### RECORDS PROVIDED ###

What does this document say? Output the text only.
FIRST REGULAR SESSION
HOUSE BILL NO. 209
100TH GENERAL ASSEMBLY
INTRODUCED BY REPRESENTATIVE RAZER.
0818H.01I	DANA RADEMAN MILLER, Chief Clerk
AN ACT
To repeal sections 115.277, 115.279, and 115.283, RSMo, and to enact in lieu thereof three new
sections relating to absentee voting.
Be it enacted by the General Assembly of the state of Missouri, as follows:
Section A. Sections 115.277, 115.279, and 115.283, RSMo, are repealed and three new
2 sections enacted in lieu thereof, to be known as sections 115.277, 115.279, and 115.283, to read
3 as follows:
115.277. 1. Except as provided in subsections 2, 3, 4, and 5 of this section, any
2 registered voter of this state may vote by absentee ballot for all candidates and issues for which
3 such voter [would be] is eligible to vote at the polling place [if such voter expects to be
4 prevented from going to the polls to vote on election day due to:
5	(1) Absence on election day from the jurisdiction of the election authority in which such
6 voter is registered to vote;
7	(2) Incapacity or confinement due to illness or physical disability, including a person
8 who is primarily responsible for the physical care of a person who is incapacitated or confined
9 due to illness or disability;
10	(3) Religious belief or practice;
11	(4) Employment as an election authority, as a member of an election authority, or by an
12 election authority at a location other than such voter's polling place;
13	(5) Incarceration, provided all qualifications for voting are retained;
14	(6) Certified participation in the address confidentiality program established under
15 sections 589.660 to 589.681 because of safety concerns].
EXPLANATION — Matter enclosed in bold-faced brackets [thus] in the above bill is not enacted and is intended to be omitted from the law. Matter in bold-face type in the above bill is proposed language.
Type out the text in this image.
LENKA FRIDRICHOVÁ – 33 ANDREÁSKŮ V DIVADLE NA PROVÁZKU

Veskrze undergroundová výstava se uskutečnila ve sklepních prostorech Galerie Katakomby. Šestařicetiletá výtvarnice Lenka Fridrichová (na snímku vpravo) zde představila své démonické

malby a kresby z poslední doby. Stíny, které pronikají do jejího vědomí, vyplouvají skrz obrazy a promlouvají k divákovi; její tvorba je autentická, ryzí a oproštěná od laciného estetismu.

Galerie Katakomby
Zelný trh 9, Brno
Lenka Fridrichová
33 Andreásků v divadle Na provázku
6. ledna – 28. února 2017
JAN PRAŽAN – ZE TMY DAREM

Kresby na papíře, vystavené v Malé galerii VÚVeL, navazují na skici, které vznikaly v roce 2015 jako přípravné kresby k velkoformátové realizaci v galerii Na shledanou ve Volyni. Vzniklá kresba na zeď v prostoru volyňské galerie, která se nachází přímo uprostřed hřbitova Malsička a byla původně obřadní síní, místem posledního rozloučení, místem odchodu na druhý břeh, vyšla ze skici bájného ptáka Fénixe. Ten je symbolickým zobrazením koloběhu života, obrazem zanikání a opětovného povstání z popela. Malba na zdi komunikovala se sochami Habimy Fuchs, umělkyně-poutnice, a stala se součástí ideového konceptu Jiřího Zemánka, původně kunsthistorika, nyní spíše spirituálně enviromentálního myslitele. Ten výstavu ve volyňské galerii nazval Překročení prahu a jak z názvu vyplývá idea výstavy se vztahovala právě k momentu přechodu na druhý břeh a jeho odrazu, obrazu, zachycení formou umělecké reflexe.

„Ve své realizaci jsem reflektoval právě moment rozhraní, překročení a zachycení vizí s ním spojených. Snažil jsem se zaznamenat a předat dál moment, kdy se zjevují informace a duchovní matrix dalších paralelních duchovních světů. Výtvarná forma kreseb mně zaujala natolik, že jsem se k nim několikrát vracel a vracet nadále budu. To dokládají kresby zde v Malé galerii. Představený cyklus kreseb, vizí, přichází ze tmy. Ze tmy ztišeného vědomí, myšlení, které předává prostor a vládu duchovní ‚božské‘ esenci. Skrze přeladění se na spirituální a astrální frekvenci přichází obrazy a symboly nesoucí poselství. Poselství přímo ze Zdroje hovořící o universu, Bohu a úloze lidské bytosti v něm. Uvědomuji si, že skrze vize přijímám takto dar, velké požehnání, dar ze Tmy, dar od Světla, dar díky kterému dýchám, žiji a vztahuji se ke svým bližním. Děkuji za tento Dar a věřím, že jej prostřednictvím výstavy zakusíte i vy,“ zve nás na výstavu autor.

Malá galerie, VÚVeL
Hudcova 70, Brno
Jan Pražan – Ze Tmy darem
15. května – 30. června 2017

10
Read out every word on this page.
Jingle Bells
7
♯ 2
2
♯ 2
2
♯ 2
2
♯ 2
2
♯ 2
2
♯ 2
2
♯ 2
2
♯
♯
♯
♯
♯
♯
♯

###

PROBLEM STATEMENT :: Copy out every line in the listing where the word "from" appears.

THE RESPONSE ::
4 prevented from going to the polls to vote on election day due to:
5	(1) Absence on election day from the jurisdiction of the election authority in which such
EXPLANATION — Matter enclosed in bold-faced brackets [thus] in the above bill is not enacted and is intended to be omitted from the law. Matter in bold-face type in the above bill is proposed language.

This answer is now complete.